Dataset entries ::
━━━━

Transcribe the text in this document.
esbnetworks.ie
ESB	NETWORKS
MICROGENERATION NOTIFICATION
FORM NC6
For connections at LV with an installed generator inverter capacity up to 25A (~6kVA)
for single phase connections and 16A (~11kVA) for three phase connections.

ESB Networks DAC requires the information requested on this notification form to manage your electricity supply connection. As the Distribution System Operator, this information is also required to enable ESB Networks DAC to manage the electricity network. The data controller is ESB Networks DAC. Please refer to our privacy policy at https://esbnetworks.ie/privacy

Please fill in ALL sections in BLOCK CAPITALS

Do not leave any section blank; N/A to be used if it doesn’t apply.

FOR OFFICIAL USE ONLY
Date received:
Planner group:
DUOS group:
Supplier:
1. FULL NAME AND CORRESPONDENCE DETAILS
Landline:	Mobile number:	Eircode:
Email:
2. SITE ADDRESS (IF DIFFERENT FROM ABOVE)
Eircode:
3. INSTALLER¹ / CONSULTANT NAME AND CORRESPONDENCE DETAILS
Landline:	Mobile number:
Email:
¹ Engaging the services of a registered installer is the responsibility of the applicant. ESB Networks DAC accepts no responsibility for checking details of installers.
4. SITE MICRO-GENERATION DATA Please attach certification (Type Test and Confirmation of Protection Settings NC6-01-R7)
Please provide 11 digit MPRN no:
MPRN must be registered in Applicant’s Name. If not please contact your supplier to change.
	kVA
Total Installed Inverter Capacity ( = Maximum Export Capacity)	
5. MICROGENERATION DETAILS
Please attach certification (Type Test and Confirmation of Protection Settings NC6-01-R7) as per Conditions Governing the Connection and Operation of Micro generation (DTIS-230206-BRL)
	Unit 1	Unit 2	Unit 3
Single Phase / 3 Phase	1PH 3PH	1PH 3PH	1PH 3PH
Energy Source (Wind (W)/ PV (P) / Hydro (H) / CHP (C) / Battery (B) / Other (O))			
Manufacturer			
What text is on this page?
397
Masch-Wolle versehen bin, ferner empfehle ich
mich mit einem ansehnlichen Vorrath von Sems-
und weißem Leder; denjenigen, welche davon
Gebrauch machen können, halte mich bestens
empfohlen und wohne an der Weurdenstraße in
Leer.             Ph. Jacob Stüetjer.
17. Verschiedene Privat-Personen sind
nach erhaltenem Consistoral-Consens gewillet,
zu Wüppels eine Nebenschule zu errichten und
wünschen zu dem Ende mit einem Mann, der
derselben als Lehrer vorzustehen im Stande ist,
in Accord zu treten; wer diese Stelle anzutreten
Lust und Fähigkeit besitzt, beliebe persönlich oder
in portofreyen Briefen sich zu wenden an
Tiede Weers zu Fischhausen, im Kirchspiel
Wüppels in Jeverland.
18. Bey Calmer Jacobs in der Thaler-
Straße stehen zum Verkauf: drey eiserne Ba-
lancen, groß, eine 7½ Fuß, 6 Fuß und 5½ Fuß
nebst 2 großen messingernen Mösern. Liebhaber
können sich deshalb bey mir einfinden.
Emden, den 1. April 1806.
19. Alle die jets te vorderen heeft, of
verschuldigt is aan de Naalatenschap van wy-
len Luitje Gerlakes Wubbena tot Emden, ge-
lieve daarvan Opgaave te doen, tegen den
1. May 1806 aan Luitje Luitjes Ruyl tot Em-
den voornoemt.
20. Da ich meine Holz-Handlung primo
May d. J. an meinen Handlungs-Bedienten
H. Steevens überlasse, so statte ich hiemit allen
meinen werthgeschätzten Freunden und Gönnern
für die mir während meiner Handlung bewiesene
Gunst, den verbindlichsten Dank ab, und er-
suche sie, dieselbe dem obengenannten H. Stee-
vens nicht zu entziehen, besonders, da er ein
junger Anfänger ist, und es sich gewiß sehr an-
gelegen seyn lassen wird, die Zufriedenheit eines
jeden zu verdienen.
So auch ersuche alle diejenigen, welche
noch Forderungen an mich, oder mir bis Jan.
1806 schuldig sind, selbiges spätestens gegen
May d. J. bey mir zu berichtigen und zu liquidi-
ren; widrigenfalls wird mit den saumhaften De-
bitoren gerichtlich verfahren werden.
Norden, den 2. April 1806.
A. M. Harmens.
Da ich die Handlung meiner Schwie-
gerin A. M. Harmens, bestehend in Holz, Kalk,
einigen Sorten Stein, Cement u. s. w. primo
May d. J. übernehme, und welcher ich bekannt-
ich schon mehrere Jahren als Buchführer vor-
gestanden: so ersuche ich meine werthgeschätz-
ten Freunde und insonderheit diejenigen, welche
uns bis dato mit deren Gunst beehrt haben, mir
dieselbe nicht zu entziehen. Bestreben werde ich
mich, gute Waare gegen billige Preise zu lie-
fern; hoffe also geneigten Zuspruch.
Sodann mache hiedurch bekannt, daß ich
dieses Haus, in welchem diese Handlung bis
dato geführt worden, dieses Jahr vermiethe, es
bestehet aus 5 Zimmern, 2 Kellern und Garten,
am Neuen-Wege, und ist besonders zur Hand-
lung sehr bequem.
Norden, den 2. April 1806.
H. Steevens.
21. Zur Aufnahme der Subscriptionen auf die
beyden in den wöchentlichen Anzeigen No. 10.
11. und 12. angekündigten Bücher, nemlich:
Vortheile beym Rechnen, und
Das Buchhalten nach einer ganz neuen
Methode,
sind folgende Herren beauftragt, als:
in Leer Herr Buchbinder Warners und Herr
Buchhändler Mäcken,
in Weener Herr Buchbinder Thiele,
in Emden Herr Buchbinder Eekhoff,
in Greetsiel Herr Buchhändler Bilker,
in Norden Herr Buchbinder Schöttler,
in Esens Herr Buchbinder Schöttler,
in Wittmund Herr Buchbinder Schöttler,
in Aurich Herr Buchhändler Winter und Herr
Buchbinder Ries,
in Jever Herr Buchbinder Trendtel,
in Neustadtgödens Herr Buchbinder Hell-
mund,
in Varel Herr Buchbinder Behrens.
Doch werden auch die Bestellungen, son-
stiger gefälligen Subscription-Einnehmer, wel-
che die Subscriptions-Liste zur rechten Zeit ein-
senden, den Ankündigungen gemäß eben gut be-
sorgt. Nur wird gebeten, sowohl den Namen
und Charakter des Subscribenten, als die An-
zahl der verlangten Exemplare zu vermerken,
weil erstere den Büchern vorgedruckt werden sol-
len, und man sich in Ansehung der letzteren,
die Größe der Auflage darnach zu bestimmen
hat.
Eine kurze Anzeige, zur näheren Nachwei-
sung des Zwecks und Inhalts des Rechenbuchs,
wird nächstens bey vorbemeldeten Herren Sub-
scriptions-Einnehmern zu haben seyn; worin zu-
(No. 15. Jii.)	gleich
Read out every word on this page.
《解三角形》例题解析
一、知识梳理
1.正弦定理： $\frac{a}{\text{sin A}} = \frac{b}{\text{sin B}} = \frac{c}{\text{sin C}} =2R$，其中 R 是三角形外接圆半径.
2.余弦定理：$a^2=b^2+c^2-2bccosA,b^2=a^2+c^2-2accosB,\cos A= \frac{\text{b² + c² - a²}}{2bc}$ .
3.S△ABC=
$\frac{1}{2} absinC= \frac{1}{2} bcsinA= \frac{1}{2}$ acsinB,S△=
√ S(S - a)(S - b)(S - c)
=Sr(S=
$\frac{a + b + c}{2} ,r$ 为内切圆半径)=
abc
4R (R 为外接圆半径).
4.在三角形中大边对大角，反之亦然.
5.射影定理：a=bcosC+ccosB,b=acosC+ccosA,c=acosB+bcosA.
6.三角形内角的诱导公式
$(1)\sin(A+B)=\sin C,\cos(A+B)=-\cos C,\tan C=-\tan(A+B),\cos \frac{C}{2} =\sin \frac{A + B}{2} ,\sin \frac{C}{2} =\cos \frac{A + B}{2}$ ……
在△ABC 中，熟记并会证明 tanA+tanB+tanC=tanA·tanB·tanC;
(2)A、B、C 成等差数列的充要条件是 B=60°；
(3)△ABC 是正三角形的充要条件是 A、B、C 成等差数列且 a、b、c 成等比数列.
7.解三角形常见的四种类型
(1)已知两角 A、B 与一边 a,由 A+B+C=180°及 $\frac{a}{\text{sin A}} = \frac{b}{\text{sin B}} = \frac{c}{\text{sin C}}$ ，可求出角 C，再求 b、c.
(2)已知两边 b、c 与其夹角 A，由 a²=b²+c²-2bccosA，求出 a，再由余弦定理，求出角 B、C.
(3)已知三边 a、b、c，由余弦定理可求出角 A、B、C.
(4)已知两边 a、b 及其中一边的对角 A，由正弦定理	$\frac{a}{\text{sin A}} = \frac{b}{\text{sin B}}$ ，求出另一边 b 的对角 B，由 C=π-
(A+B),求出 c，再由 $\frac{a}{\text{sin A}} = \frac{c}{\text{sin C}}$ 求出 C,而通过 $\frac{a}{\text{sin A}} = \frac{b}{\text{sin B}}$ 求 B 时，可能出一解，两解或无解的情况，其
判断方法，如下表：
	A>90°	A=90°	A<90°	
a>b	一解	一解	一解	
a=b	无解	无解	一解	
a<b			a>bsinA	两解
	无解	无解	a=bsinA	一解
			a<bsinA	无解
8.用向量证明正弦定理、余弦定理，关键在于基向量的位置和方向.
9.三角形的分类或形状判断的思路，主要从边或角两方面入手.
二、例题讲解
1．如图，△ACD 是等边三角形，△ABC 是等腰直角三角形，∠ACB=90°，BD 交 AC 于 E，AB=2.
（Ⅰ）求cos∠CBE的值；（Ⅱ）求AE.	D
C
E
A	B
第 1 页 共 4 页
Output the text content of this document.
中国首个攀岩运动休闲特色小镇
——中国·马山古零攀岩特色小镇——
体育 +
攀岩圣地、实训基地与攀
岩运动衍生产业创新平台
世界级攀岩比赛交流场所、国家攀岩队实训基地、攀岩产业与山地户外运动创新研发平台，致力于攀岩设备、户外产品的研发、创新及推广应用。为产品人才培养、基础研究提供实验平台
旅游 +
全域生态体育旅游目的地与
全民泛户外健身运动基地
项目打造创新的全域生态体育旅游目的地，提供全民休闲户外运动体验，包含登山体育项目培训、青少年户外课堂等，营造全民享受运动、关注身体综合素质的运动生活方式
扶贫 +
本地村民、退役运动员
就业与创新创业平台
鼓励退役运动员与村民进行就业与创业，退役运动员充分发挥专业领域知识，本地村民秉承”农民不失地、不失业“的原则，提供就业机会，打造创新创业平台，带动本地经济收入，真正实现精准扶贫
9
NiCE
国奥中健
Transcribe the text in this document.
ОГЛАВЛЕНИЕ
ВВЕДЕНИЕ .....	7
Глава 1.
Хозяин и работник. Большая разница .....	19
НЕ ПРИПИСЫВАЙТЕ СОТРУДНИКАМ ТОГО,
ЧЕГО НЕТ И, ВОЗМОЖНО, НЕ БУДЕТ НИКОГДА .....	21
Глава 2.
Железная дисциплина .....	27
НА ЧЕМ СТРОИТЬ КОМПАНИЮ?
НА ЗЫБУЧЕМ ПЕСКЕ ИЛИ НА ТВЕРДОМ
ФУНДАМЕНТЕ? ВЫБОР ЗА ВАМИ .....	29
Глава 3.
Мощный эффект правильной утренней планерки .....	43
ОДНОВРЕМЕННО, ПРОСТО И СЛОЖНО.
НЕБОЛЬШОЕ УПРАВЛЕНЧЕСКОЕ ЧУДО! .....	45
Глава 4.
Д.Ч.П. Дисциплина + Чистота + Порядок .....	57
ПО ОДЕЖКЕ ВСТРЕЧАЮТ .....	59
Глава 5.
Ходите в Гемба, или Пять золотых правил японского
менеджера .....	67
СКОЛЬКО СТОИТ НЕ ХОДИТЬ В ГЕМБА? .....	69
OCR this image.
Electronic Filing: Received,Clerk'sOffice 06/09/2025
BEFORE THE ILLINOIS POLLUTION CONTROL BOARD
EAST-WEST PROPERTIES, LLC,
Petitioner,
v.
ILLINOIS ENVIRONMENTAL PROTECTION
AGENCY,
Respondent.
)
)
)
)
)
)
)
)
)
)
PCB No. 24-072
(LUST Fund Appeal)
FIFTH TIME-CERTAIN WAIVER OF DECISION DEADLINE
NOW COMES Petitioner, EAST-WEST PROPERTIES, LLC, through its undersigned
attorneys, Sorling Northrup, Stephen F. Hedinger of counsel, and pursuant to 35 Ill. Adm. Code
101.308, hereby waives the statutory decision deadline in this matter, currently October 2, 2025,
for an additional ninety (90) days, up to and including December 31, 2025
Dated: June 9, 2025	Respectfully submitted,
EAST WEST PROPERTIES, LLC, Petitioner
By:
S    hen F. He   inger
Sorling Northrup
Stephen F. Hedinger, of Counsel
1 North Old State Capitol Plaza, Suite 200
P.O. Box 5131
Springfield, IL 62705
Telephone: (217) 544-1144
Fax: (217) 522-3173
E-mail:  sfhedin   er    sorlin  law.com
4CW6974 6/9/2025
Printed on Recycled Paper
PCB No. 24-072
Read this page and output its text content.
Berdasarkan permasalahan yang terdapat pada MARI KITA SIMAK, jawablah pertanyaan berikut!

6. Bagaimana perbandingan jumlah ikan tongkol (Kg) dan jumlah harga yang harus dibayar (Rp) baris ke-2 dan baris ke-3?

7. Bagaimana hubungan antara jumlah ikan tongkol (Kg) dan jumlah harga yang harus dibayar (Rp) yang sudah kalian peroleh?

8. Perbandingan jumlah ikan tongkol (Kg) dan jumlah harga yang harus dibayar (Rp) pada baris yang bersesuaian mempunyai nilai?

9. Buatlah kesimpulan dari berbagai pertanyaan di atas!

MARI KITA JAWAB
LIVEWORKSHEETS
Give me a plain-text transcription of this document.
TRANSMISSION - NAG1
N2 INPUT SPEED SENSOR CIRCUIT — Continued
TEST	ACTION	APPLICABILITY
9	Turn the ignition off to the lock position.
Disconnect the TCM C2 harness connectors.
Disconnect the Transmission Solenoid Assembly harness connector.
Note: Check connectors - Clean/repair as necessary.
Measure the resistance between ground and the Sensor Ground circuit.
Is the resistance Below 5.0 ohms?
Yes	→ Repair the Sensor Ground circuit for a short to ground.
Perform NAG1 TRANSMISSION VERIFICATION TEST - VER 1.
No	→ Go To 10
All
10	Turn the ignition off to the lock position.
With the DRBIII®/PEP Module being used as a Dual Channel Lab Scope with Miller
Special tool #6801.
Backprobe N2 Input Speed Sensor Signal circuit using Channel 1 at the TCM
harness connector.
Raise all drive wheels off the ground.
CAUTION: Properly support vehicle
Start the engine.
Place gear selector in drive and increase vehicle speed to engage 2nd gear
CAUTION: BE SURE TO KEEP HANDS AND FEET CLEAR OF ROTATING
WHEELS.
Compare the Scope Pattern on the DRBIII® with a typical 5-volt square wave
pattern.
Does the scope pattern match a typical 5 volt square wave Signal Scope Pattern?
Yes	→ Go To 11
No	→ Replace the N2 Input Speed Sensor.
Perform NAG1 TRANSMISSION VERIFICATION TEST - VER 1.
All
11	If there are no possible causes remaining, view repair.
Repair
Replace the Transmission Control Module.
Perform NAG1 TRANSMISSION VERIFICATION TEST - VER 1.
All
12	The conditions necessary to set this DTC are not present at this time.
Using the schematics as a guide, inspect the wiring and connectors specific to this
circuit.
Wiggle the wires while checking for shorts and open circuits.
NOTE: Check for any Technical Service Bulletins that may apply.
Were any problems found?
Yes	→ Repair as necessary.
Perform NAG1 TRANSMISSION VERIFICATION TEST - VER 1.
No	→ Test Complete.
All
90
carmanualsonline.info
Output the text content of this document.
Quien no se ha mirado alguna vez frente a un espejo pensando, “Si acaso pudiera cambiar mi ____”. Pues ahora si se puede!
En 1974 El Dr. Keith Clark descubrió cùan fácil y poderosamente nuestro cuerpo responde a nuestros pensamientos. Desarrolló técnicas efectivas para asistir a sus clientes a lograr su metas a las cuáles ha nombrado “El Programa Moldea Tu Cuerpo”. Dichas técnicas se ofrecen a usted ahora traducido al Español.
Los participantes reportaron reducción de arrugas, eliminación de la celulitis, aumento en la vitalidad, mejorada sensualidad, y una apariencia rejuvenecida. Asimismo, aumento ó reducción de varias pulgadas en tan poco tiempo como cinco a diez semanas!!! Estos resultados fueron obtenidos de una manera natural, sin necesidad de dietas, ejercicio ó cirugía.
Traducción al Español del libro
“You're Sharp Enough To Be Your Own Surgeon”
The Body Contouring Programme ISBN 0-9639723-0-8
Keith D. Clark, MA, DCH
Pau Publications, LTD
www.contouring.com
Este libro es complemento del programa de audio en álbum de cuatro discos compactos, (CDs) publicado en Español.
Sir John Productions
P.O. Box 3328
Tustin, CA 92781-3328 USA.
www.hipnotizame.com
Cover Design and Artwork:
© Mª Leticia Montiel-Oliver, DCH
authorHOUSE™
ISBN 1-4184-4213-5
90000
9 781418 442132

━━━━

TASK TO COMPLETE :: Go through the listing above and return every line where the word "sich" occurs.

RESULT OF THE EXERCISE ::
in portofreyen Briefen sich zu wenden an
können sich deshalb bey mir einfinden.
junger Anfänger ist, und es sich gewiß sehr an-
len, und man sich in Ansehung der letzteren,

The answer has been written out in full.